Identify the lines containing the word "Normalizer". Copy each one.

SUPPLIED ENTRIES >>
:::::

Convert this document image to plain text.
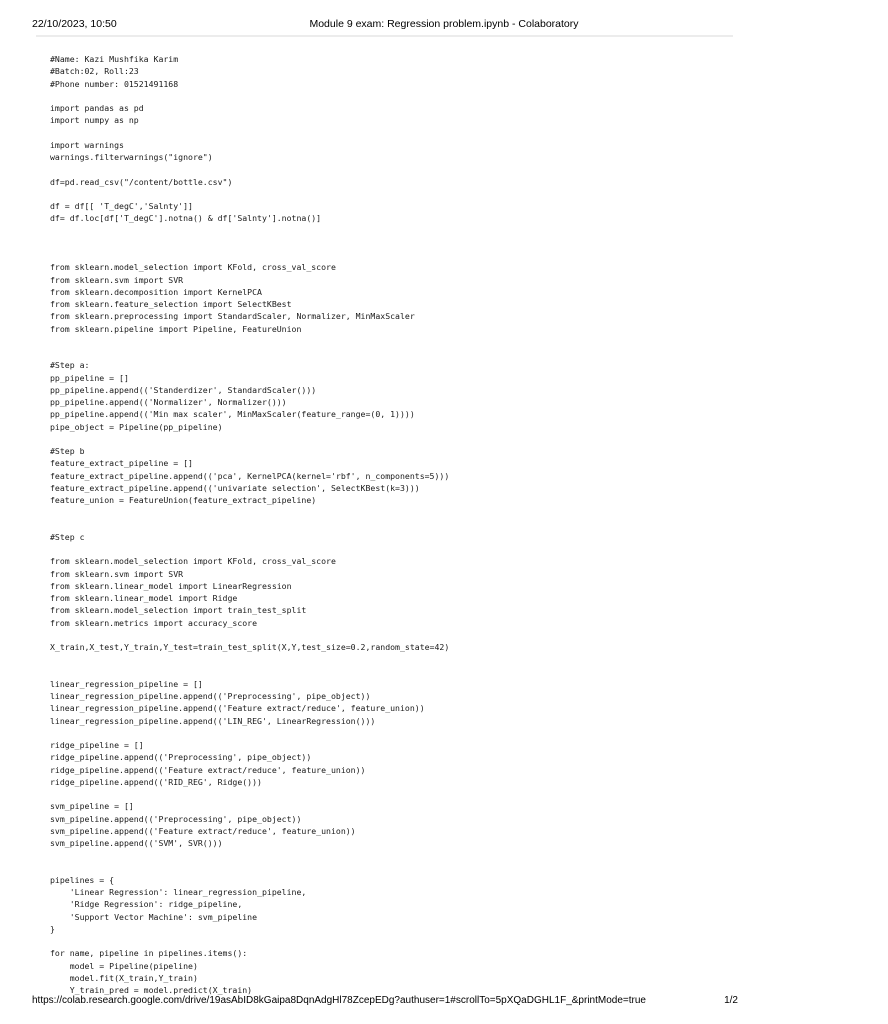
22/10/2023, 10:50	Module 9 exam: Regression problem.ipynb - Colaboratory
#Name: Kazi Mushfika Karim
#Batch:02, Roll:23
#Phone number: 01521491168
import pandas as pd
import numpy as np
import warnings
warnings.filterwarnings("ignore")
df=pd.read_csv("/content/bottle.csv")
df = df[[ 'T_degC','Salnty']]
df= df.loc[df['T_degC'].notna() & df['Salnty'].notna()]
from sklearn.model_selection import KFold, cross_val_score
from sklearn.svm import SVR
from sklearn.decomposition import KernelPCA
from sklearn.feature_selection import SelectKBest
from sklearn.preprocessing import StandardScaler, Normalizer, MinMaxScaler
from sklearn.pipeline import Pipeline, FeatureUnion
#Step a:
pp_pipeline = []
pp_pipeline.append(('Standerdizer', StandardScaler()))
pp_pipeline.append(('Normalizer', Normalizer()))
pp_pipeline.append(('Min max scaler', MinMaxScaler(feature_range=(0, 1))))
pipe_object = Pipeline(pp_pipeline)
#Step b
feature_extract_pipeline = []
feature_extract_pipeline.append(('pca', KernelPCA(kernel='rbf', n_components=5)))
feature_extract_pipeline.append(('univariate selection', SelectKBest(k=3)))
feature_union = FeatureUnion(feature_extract_pipeline)
#Step c
from sklearn.model_selection import KFold, cross_val_score
from sklearn.svm import SVR
from sklearn.linear_model import LinearRegression
from sklearn.linear_model import Ridge
from sklearn.model_selection import train_test_split
from sklearn.metrics import accuracy_score
X_train,X_test,Y_train,Y_test=train_test_split(X,Y,test_size=0.2,random_state=42)
linear_regression_pipeline = []
linear_regression_pipeline.append(('Preprocessing', pipe_object))
linear_regression_pipeline.append(('Feature extract/reduce', feature_union))
linear_regression_pipeline.append(('LIN_REG', LinearRegression()))
ridge_pipeline = []
ridge_pipeline.append(('Preprocessing', pipe_object))
ridge_pipeline.append(('Feature extract/reduce', feature_union))
ridge_pipeline.append(('RID_REG', Ridge()))
svm_pipeline = []
svm_pipeline.append(('Preprocessing', pipe_object))
svm_pipeline.append(('Feature extract/reduce', feature_union))
svm_pipeline.append(('SVM', SVR()))
pipelines = {
'Linear Regression': linear_regression_pipeline,
'Ridge Regression': ridge_pipeline,
'Support Vector Machine': svm_pipeline
}
for name, pipeline in pipelines.items():
model = Pipeline(pipeline)
model.fit(X_train,Y_train)
Y_train_pred = model.predict(X_train)
https://colab.research.google.com/drive/19asAbID8kGaipa8DqnAdgHl78ZcepEDg?authuser=1#scrollTo=5pXQaDGHL1F_&printMode=true	1/2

:::::

WRITTEN ANSWER >>
from sklearn.preprocessing import StandardScaler, Normalizer, MinMaxScaler
pp_pipeline.append(('Normalizer', Normalizer()))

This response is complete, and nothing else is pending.